Dataset rows:

───

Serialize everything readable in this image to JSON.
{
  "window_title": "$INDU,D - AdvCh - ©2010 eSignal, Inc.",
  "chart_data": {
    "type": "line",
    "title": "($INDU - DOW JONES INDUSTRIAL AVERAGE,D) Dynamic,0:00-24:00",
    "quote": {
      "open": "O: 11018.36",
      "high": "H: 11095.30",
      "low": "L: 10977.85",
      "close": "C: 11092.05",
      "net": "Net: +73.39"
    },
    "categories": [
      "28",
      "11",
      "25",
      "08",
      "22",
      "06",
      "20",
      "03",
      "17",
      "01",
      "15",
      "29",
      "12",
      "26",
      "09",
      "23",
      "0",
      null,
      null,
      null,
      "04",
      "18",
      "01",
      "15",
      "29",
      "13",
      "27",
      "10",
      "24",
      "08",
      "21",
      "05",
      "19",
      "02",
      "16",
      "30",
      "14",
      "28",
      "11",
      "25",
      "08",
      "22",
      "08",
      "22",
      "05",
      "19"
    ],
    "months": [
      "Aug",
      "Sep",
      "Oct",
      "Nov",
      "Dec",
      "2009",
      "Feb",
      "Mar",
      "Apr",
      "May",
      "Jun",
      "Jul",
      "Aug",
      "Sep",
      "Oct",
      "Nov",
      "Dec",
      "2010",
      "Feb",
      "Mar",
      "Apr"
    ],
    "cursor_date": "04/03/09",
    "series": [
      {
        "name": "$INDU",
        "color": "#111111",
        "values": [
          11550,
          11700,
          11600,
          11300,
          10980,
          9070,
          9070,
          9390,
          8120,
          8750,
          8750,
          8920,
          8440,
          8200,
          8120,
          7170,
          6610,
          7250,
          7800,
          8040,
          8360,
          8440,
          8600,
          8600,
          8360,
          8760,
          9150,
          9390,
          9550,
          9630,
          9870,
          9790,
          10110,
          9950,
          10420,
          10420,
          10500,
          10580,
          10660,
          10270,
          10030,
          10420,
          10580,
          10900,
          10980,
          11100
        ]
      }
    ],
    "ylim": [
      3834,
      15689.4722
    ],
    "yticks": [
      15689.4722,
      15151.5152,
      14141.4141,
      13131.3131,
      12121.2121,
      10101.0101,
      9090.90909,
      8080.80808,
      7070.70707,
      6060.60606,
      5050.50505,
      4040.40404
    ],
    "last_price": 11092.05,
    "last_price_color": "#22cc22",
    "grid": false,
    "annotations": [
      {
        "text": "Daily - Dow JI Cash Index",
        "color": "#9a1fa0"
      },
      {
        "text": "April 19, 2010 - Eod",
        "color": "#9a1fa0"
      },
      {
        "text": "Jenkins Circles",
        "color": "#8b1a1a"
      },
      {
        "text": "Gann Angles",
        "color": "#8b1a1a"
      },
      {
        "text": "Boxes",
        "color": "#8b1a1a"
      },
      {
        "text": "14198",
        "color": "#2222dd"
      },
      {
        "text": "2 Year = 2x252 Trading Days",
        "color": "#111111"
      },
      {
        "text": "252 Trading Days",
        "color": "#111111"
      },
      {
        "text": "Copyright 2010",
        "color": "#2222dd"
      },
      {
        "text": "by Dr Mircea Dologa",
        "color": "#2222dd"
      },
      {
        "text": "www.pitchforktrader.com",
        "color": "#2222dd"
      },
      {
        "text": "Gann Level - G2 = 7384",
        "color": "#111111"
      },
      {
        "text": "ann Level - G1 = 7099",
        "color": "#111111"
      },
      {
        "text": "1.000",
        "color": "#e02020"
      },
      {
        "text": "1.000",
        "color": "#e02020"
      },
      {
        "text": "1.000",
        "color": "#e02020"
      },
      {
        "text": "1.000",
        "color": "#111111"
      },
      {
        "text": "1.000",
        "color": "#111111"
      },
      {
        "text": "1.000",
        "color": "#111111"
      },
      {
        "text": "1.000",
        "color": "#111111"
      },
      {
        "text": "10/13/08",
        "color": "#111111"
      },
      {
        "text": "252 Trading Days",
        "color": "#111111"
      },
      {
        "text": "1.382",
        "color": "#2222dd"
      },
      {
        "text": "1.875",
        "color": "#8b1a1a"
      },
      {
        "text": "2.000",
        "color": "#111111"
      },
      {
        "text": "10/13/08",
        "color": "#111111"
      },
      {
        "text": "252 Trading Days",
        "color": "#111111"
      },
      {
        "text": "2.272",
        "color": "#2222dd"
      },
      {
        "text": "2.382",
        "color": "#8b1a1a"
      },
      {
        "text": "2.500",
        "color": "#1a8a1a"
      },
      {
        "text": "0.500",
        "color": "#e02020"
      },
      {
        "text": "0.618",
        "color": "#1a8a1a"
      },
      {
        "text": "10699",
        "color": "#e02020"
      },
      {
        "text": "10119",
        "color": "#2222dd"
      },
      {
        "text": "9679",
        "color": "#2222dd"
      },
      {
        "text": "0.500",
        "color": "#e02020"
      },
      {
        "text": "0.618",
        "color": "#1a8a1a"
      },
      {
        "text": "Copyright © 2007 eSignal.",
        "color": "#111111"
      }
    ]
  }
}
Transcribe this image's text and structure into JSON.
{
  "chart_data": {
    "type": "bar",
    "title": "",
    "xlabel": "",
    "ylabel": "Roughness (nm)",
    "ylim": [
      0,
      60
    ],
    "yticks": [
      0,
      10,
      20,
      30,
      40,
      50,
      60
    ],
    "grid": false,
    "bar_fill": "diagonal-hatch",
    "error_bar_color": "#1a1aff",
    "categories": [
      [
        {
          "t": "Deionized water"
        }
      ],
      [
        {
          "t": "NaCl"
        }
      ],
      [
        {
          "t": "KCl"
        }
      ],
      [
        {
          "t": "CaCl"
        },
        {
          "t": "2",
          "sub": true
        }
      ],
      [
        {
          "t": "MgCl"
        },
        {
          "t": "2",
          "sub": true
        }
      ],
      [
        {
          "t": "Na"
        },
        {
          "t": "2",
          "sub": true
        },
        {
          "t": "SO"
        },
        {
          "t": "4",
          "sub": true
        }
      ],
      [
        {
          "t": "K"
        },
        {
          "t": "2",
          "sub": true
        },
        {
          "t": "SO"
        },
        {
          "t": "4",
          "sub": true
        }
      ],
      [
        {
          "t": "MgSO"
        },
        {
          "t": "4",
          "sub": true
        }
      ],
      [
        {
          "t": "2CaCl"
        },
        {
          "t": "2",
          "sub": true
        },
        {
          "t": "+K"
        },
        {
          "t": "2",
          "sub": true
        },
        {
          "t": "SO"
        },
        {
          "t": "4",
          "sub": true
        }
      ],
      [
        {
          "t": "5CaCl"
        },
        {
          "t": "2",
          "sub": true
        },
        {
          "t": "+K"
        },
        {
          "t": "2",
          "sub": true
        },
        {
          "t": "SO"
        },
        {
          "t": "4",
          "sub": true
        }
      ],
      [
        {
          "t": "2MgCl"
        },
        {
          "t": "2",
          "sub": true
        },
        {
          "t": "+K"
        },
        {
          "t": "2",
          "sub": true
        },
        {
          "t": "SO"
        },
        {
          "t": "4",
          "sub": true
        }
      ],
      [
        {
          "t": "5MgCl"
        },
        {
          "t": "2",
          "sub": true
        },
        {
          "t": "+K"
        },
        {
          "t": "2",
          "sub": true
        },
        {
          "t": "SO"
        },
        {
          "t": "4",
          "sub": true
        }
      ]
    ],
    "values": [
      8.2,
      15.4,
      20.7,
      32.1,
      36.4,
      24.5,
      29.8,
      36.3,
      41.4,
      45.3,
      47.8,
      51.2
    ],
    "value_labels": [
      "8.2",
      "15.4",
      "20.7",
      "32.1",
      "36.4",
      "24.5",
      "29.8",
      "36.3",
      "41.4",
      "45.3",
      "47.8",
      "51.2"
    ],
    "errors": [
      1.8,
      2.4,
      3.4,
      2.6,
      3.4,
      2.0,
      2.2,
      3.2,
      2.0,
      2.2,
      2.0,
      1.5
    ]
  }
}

───

== Written task ==
Extract all lines from the material above that include the word "this".

== Task response ==
Serialize everything readable in this image to JSON.
Transcribe this image's text and structure into JSON.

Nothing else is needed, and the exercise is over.